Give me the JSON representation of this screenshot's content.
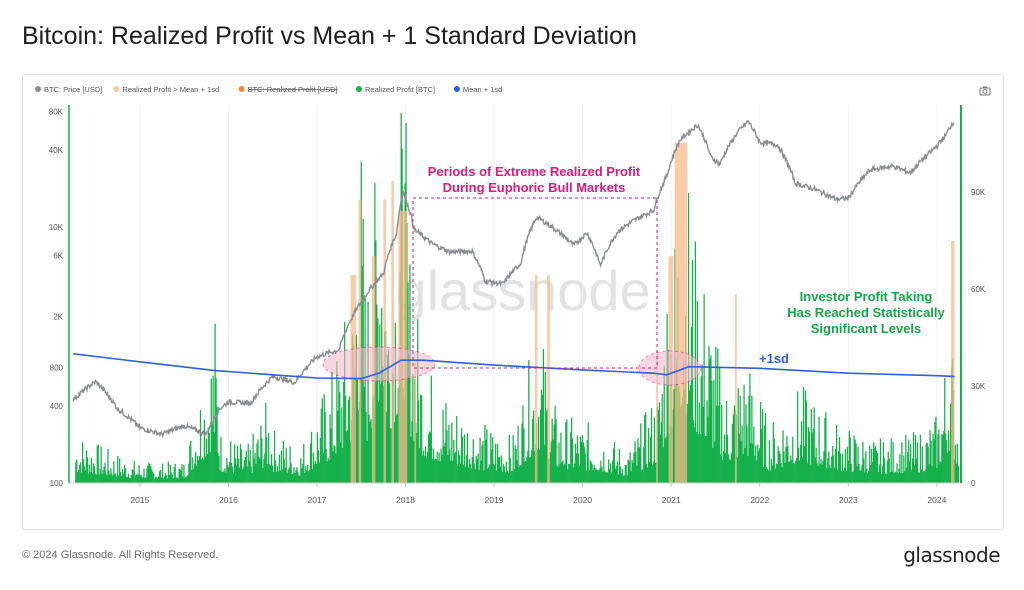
{
  "title": "Bitcoin: Realized Profit vs Mean + 1 Standard Deviation",
  "footer": "© 2024 Glassnode. All Rights Reserved.",
  "brand": "glassnode",
  "watermark": "glassnode",
  "colors": {
    "price": "#8a8e92",
    "profit": "#14b04a",
    "excess": "#f8b98a",
    "mean_sd": "#2f5fe0",
    "annotation_pink": "#e0197a",
    "annotation_green": "#13a847",
    "ellipse_fill": "#f3b8cc"
  },
  "chart_data": {
    "type": "line",
    "legend_position": "top-left",
    "legend": [
      {
        "label": "BTC: Price [USD]",
        "color": "#8a8e92",
        "hidden": false
      },
      {
        "label": "Realized Profit > Mean + 1sd",
        "color": "#f8c9a0",
        "hidden": false
      },
      {
        "label": "BTC: Realized Profit [USD]",
        "color": "#f08a30",
        "hidden": true
      },
      {
        "label": "Realized Profit [BTC]",
        "color": "#14b04a",
        "hidden": false
      },
      {
        "label": "Mean + 1sd",
        "color": "#2f5fe0",
        "hidden": false
      }
    ],
    "x_ticks": [
      "2015",
      "2016",
      "2017",
      "2018",
      "2019",
      "2020",
      "2021",
      "2022",
      "2023",
      "2024"
    ],
    "x_range": [
      2014.2,
      2024.25
    ],
    "y_left": {
      "scale": "log",
      "ticks": [
        {
          "v": 100,
          "label": "100"
        },
        {
          "v": 400,
          "label": "400"
        },
        {
          "v": 800,
          "label": "800"
        },
        {
          "v": 2000,
          "label": "2K"
        },
        {
          "v": 6000,
          "label": "6K"
        },
        {
          "v": 10000,
          "label": "10K"
        },
        {
          "v": 40000,
          "label": "40K"
        },
        {
          "v": 80000,
          "label": "80K"
        }
      ],
      "range": [
        100,
        90000
      ]
    },
    "y_right": {
      "scale": "linear",
      "ticks": [
        {
          "v": 0,
          "label": "0"
        },
        {
          "v": 30000,
          "label": "30K"
        },
        {
          "v": 60000,
          "label": "60K"
        },
        {
          "v": 90000,
          "label": "90K"
        }
      ],
      "range": [
        0,
        117000
      ]
    },
    "series": [
      {
        "name": "BTC: Price [USD]",
        "axis": "left",
        "points": [
          [
            2014.25,
            450
          ],
          [
            2014.5,
            620
          ],
          [
            2014.75,
            380
          ],
          [
            2015.0,
            270
          ],
          [
            2015.25,
            240
          ],
          [
            2015.5,
            280
          ],
          [
            2015.75,
            240
          ],
          [
            2015.9,
            380
          ],
          [
            2016.0,
            430
          ],
          [
            2016.25,
            420
          ],
          [
            2016.5,
            680
          ],
          [
            2016.75,
            610
          ],
          [
            2017.0,
            970
          ],
          [
            2017.25,
            1100
          ],
          [
            2017.5,
            2600
          ],
          [
            2017.75,
            4300
          ],
          [
            2017.9,
            9000
          ],
          [
            2017.97,
            19000
          ],
          [
            2018.1,
            9500
          ],
          [
            2018.3,
            7400
          ],
          [
            2018.5,
            6400
          ],
          [
            2018.75,
            6500
          ],
          [
            2018.9,
            3800
          ],
          [
            2019.1,
            3600
          ],
          [
            2019.3,
            5200
          ],
          [
            2019.48,
            12000
          ],
          [
            2019.7,
            9500
          ],
          [
            2019.9,
            7200
          ],
          [
            2020.05,
            9000
          ],
          [
            2020.2,
            5000
          ],
          [
            2020.4,
            9300
          ],
          [
            2020.6,
            11500
          ],
          [
            2020.8,
            13500
          ],
          [
            2020.95,
            25000
          ],
          [
            2021.1,
            48000
          ],
          [
            2021.3,
            63000
          ],
          [
            2021.45,
            35000
          ],
          [
            2021.55,
            31000
          ],
          [
            2021.75,
            55000
          ],
          [
            2021.87,
            67000
          ],
          [
            2022.0,
            46000
          ],
          [
            2022.2,
            44000
          ],
          [
            2022.4,
            22000
          ],
          [
            2022.6,
            20000
          ],
          [
            2022.86,
            16500
          ],
          [
            2023.0,
            16800
          ],
          [
            2023.25,
            28000
          ],
          [
            2023.5,
            30000
          ],
          [
            2023.7,
            26500
          ],
          [
            2023.9,
            37000
          ],
          [
            2024.0,
            43000
          ],
          [
            2024.1,
            52000
          ],
          [
            2024.2,
            69000
          ]
        ]
      },
      {
        "name": "Mean + 1sd",
        "axis": "right",
        "points": [
          [
            2014.25,
            40000
          ],
          [
            2015.0,
            37500
          ],
          [
            2015.85,
            34800
          ],
          [
            2016.5,
            33500
          ],
          [
            2017.0,
            32500
          ],
          [
            2017.5,
            32300
          ],
          [
            2017.7,
            34000
          ],
          [
            2017.95,
            38000
          ],
          [
            2018.2,
            38000
          ],
          [
            2019.0,
            36500
          ],
          [
            2020.0,
            35000
          ],
          [
            2020.8,
            34000
          ],
          [
            2020.95,
            33500
          ],
          [
            2021.2,
            36000
          ],
          [
            2022.0,
            35500
          ],
          [
            2023.0,
            34000
          ],
          [
            2024.0,
            33200
          ],
          [
            2024.2,
            33000
          ]
        ]
      },
      {
        "name": "Realized Profit [BTC]",
        "axis": "right",
        "points": [
          [
            2014.3,
            13000
          ],
          [
            2014.6,
            9000
          ],
          [
            2014.9,
            6000
          ],
          [
            2015.2,
            5000
          ],
          [
            2015.5,
            6000
          ],
          [
            2015.85,
            45000
          ],
          [
            2015.9,
            14000
          ],
          [
            2016.2,
            9000
          ],
          [
            2016.45,
            22000
          ],
          [
            2016.5,
            14000
          ],
          [
            2016.8,
            9000
          ],
          [
            2017.0,
            20000
          ],
          [
            2017.15,
            28000
          ],
          [
            2017.3,
            42000
          ],
          [
            2017.4,
            50000
          ],
          [
            2017.48,
            100000
          ],
          [
            2017.55,
            48000
          ],
          [
            2017.65,
            78000
          ],
          [
            2017.72,
            115000
          ],
          [
            2017.8,
            60000
          ],
          [
            2017.92,
            88000
          ],
          [
            2017.97,
            108000
          ],
          [
            2018.05,
            58000
          ],
          [
            2018.2,
            32000
          ],
          [
            2018.5,
            22000
          ],
          [
            2018.9,
            15000
          ],
          [
            2019.2,
            12000
          ],
          [
            2019.5,
            42000
          ],
          [
            2019.7,
            18000
          ],
          [
            2020.2,
            14000
          ],
          [
            2020.5,
            8000
          ],
          [
            2020.85,
            25000
          ],
          [
            2020.95,
            58000
          ],
          [
            2021.05,
            70000
          ],
          [
            2021.12,
            95000
          ],
          [
            2021.25,
            64000
          ],
          [
            2021.4,
            50000
          ],
          [
            2021.6,
            25000
          ],
          [
            2021.85,
            33000
          ],
          [
            2022.1,
            15000
          ],
          [
            2022.45,
            25000
          ],
          [
            2022.9,
            15000
          ],
          [
            2023.3,
            11000
          ],
          [
            2023.8,
            13000
          ],
          [
            2024.0,
            18000
          ],
          [
            2024.15,
            42000
          ],
          [
            2024.22,
            20000
          ]
        ]
      }
    ],
    "annotations": {
      "extreme_title_1": "Periods of Extreme Realized Profit",
      "extreme_title_2": "During Euphoric Bull Markets",
      "investor_1": "Investor Profit Taking",
      "investor_2": "Has Reached Statistically",
      "investor_3": "Significant Levels",
      "sd_label": "+1sd"
    }
  }
}
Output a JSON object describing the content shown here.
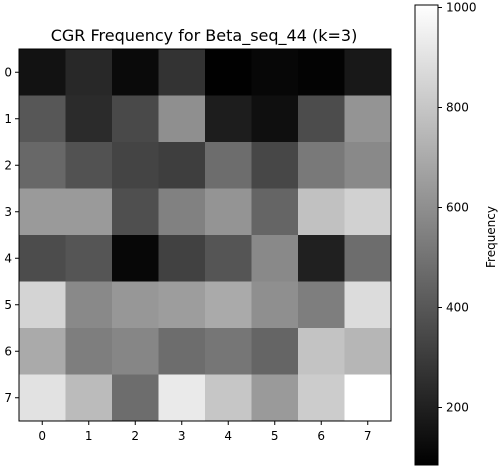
{
  "chart_data": {
    "type": "heatmap",
    "title": "CGR Frequency for Beta_seq_44 (k=3)",
    "x": [
      "0",
      "1",
      "2",
      "3",
      "4",
      "5",
      "6",
      "7"
    ],
    "y": [
      "0",
      "1",
      "2",
      "3",
      "4",
      "5",
      "6",
      "7"
    ],
    "values": [
      [
        150,
        230,
        120,
        270,
        90,
        110,
        95,
        170
      ],
      [
        400,
        240,
        350,
        600,
        190,
        140,
        360,
        620
      ],
      [
        460,
        380,
        330,
        310,
        480,
        340,
        520,
        580
      ],
      [
        640,
        640,
        370,
        550,
        620,
        450,
        780,
        840
      ],
      [
        360,
        390,
        110,
        320,
        390,
        580,
        200,
        480
      ],
      [
        850,
        580,
        630,
        650,
        700,
        600,
        540,
        880
      ],
      [
        700,
        540,
        570,
        480,
        510,
        450,
        790,
        740
      ],
      [
        900,
        760,
        480,
        930,
        800,
        640,
        820,
        1005
      ]
    ],
    "colormap": "gray",
    "colorbar": {
      "label": "Frequency",
      "range": [
        85,
        1005
      ],
      "ticks": [
        200,
        400,
        600,
        800,
        1000
      ]
    },
    "grid": false
  }
}
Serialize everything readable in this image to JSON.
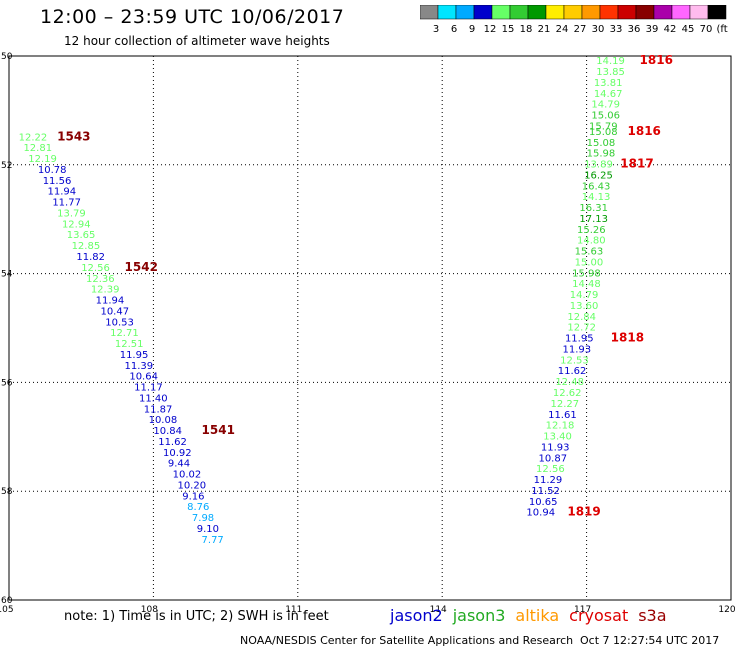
{
  "title": "12:00 – 23:59 UTC 10/06/2017",
  "subtitle": "12 hour collection of altimeter wave heights",
  "note": "note:  1) Time is in UTC;  2) SWH is in feet",
  "missions": [
    {
      "name": "jason2",
      "color": "#0000cc"
    },
    {
      "name": "jason3",
      "color": "#22aa22"
    },
    {
      "name": "altika",
      "color": "#ff9900"
    },
    {
      "name": "cryosat",
      "color": "#dd0000"
    },
    {
      "name": "s3a",
      "color": "#990000"
    }
  ],
  "credit": "NOAA/NESDIS Center for Satellite Applications and Research",
  "timestamp": "Oct  7 12:27:54 UTC 2017",
  "legend": {
    "labels": [
      "3",
      "6",
      "9",
      "12",
      "15",
      "18",
      "21",
      "24",
      "27",
      "30",
      "33",
      "36",
      "39",
      "42",
      "45",
      "70",
      "(ft)"
    ],
    "colors": [
      "#888888",
      "#00e5ff",
      "#00aaff",
      "#0000cc",
      "#66ff66",
      "#33cc33",
      "#009900",
      "#ffee00",
      "#ffcc00",
      "#ff9900",
      "#ff3300",
      "#cc0000",
      "#880000",
      "#aa00aa",
      "#ff66ff",
      "#ffbbee",
      "#000000"
    ]
  },
  "chart_data": {
    "type": "scatter",
    "x_ticks": [
      "105",
      "108",
      "111",
      "114",
      "117",
      "120"
    ],
    "y_ticks": [
      "50",
      "52",
      "54",
      "56",
      "58",
      "60"
    ],
    "xlim": [
      105,
      120
    ],
    "ylim": [
      50,
      60
    ],
    "y_inverted": true,
    "grid": true,
    "tracks": [
      {
        "x": 105.2,
        "y": 51.55,
        "label": "12.22",
        "color": "#66ff66"
      },
      {
        "x": 105.3,
        "y": 51.75,
        "label": "12.81",
        "color": "#66ff66"
      },
      {
        "x": 105.4,
        "y": 51.95,
        "label": "12.19",
        "color": "#66ff66"
      },
      {
        "x": 105.6,
        "y": 52.15,
        "label": "10.78",
        "color": "#0000cc"
      },
      {
        "x": 105.7,
        "y": 52.35,
        "label": "11.56",
        "color": "#0000cc"
      },
      {
        "x": 105.8,
        "y": 52.55,
        "label": "11.94",
        "color": "#0000cc"
      },
      {
        "x": 105.9,
        "y": 52.75,
        "label": "11.77",
        "color": "#0000cc"
      },
      {
        "x": 106.0,
        "y": 52.95,
        "label": "13.79",
        "color": "#66ff66"
      },
      {
        "x": 106.1,
        "y": 53.15,
        "label": "12.94",
        "color": "#66ff66"
      },
      {
        "x": 106.2,
        "y": 53.35,
        "label": "13.65",
        "color": "#66ff66"
      },
      {
        "x": 106.3,
        "y": 53.55,
        "label": "12.85",
        "color": "#66ff66"
      },
      {
        "x": 106.4,
        "y": 53.75,
        "label": "11.82",
        "color": "#0000cc"
      },
      {
        "x": 106.5,
        "y": 53.95,
        "label": "12.56",
        "color": "#66ff66"
      },
      {
        "x": 106.6,
        "y": 54.15,
        "label": "12.36",
        "color": "#66ff66"
      },
      {
        "x": 106.7,
        "y": 54.35,
        "label": "12.39",
        "color": "#66ff66"
      },
      {
        "x": 106.8,
        "y": 54.55,
        "label": "11.94",
        "color": "#0000cc"
      },
      {
        "x": 106.9,
        "y": 54.75,
        "label": "10.47",
        "color": "#0000cc"
      },
      {
        "x": 107.0,
        "y": 54.95,
        "label": "10.53",
        "color": "#0000cc"
      },
      {
        "x": 107.1,
        "y": 55.15,
        "label": "12.71",
        "color": "#66ff66"
      },
      {
        "x": 107.2,
        "y": 55.35,
        "label": "12.51",
        "color": "#66ff66"
      },
      {
        "x": 107.3,
        "y": 55.55,
        "label": "11.95",
        "color": "#0000cc"
      },
      {
        "x": 107.4,
        "y": 55.75,
        "label": "11.39",
        "color": "#0000cc"
      },
      {
        "x": 107.5,
        "y": 55.95,
        "label": "10.64",
        "color": "#0000cc"
      },
      {
        "x": 107.6,
        "y": 56.15,
        "label": "11.17",
        "color": "#0000cc"
      },
      {
        "x": 107.7,
        "y": 56.35,
        "label": "11.40",
        "color": "#0000cc"
      },
      {
        "x": 107.8,
        "y": 56.55,
        "label": "11.87",
        "color": "#0000cc"
      },
      {
        "x": 107.9,
        "y": 56.75,
        "label": "10.08",
        "color": "#0000cc"
      },
      {
        "x": 108.0,
        "y": 56.95,
        "label": "10.84",
        "color": "#0000cc"
      },
      {
        "x": 108.1,
        "y": 57.15,
        "label": "11.62",
        "color": "#0000cc"
      },
      {
        "x": 108.2,
        "y": 57.35,
        "label": "10.92",
        "color": "#0000cc"
      },
      {
        "x": 108.3,
        "y": 57.55,
        "label": "9.44",
        "color": "#0000cc"
      },
      {
        "x": 108.4,
        "y": 57.75,
        "label": "10.02",
        "color": "#0000cc"
      },
      {
        "x": 108.5,
        "y": 57.95,
        "label": "10.20",
        "color": "#0000cc"
      },
      {
        "x": 108.6,
        "y": 58.15,
        "label": "9.16",
        "color": "#0000cc"
      },
      {
        "x": 108.7,
        "y": 58.35,
        "label": "8.76",
        "color": "#00aaff"
      },
      {
        "x": 108.8,
        "y": 58.55,
        "label": "7.98",
        "color": "#00aaff"
      },
      {
        "x": 108.9,
        "y": 58.75,
        "label": "9.10",
        "color": "#0000cc"
      },
      {
        "x": 109.0,
        "y": 58.95,
        "label": "7.77",
        "color": "#00aaff"
      },
      {
        "x": 117.2,
        "y": 50.15,
        "label": "14.19",
        "color": "#66ff66"
      },
      {
        "x": 117.2,
        "y": 50.35,
        "label": "13.85",
        "color": "#66ff66"
      },
      {
        "x": 117.15,
        "y": 50.55,
        "label": "13.81",
        "color": "#66ff66"
      },
      {
        "x": 117.15,
        "y": 50.75,
        "label": "14.67",
        "color": "#66ff66"
      },
      {
        "x": 117.1,
        "y": 50.95,
        "label": "14.79",
        "color": "#66ff66"
      },
      {
        "x": 117.1,
        "y": 51.15,
        "label": "15.06",
        "color": "#33cc33"
      },
      {
        "x": 117.05,
        "y": 51.35,
        "label": "15.79",
        "color": "#33cc33"
      },
      {
        "x": 117.05,
        "y": 51.45,
        "label": "15.08",
        "color": "#33cc33"
      },
      {
        "x": 117.0,
        "y": 51.65,
        "label": "15.08",
        "color": "#33cc33"
      },
      {
        "x": 117.0,
        "y": 51.85,
        "label": "15.98",
        "color": "#33cc33"
      },
      {
        "x": 116.95,
        "y": 52.05,
        "label": "13.89",
        "color": "#66ff66"
      },
      {
        "x": 116.95,
        "y": 52.25,
        "label": "16.25",
        "color": "#009900"
      },
      {
        "x": 116.9,
        "y": 52.45,
        "label": "16.43",
        "color": "#33cc33"
      },
      {
        "x": 116.9,
        "y": 52.65,
        "label": "14.13",
        "color": "#66ff66"
      },
      {
        "x": 116.85,
        "y": 52.85,
        "label": "16.31",
        "color": "#33cc33"
      },
      {
        "x": 116.85,
        "y": 53.05,
        "label": "17.13",
        "color": "#009900"
      },
      {
        "x": 116.8,
        "y": 53.25,
        "label": "15.26",
        "color": "#33cc33"
      },
      {
        "x": 116.8,
        "y": 53.45,
        "label": "14.80",
        "color": "#66ff66"
      },
      {
        "x": 116.75,
        "y": 53.65,
        "label": "15.63",
        "color": "#33cc33"
      },
      {
        "x": 116.75,
        "y": 53.85,
        "label": "15.00",
        "color": "#66ff66"
      },
      {
        "x": 116.7,
        "y": 54.05,
        "label": "15.98",
        "color": "#33cc33"
      },
      {
        "x": 116.7,
        "y": 54.25,
        "label": "14.48",
        "color": "#66ff66"
      },
      {
        "x": 116.65,
        "y": 54.45,
        "label": "14.79",
        "color": "#66ff66"
      },
      {
        "x": 116.65,
        "y": 54.65,
        "label": "13.60",
        "color": "#66ff66"
      },
      {
        "x": 116.6,
        "y": 54.85,
        "label": "12.84",
        "color": "#66ff66"
      },
      {
        "x": 116.6,
        "y": 55.05,
        "label": "12.72",
        "color": "#66ff66"
      },
      {
        "x": 116.55,
        "y": 55.25,
        "label": "11.95",
        "color": "#0000cc"
      },
      {
        "x": 116.5,
        "y": 55.45,
        "label": "11.93",
        "color": "#0000cc"
      },
      {
        "x": 116.45,
        "y": 55.65,
        "label": "12.53",
        "color": "#66ff66"
      },
      {
        "x": 116.4,
        "y": 55.85,
        "label": "11.62",
        "color": "#0000cc"
      },
      {
        "x": 116.35,
        "y": 56.05,
        "label": "12.48",
        "color": "#66ff66"
      },
      {
        "x": 116.3,
        "y": 56.25,
        "label": "12.62",
        "color": "#66ff66"
      },
      {
        "x": 116.25,
        "y": 56.45,
        "label": "12.27",
        "color": "#66ff66"
      },
      {
        "x": 116.2,
        "y": 56.65,
        "label": "11.61",
        "color": "#0000cc"
      },
      {
        "x": 116.15,
        "y": 56.85,
        "label": "12.18",
        "color": "#66ff66"
      },
      {
        "x": 116.1,
        "y": 57.05,
        "label": "13.40",
        "color": "#66ff66"
      },
      {
        "x": 116.05,
        "y": 57.25,
        "label": "11.93",
        "color": "#0000cc"
      },
      {
        "x": 116.0,
        "y": 57.45,
        "label": "10.87",
        "color": "#0000cc"
      },
      {
        "x": 115.95,
        "y": 57.65,
        "label": "12.56",
        "color": "#66ff66"
      },
      {
        "x": 115.9,
        "y": 57.85,
        "label": "11.29",
        "color": "#0000cc"
      },
      {
        "x": 115.85,
        "y": 58.05,
        "label": "11.52",
        "color": "#0000cc"
      },
      {
        "x": 115.8,
        "y": 58.25,
        "label": "10.65",
        "color": "#0000cc"
      },
      {
        "x": 115.75,
        "y": 58.45,
        "label": "10.94",
        "color": "#0000cc"
      }
    ],
    "pass_labels": [
      {
        "x": 106.0,
        "y": 51.55,
        "label": "1543",
        "color": "#880000"
      },
      {
        "x": 107.4,
        "y": 53.95,
        "label": "1542",
        "color": "#880000"
      },
      {
        "x": 109.0,
        "y": 56.95,
        "label": "1541",
        "color": "#880000"
      },
      {
        "x": 118.1,
        "y": 50.15,
        "label": "1816",
        "color": "#dd0000"
      },
      {
        "x": 117.85,
        "y": 51.45,
        "label": "1816",
        "color": "#dd0000"
      },
      {
        "x": 117.7,
        "y": 52.05,
        "label": "1817",
        "color": "#dd0000"
      },
      {
        "x": 117.5,
        "y": 55.25,
        "label": "1818",
        "color": "#dd0000"
      },
      {
        "x": 116.6,
        "y": 58.45,
        "label": "1819",
        "color": "#dd0000"
      }
    ]
  }
}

- - - - -

In the listing above, find the lines holding the word "this" and copy them.

Give me the JSON representation of this screenshot's content.
Serialize everything readable in this image to JSON.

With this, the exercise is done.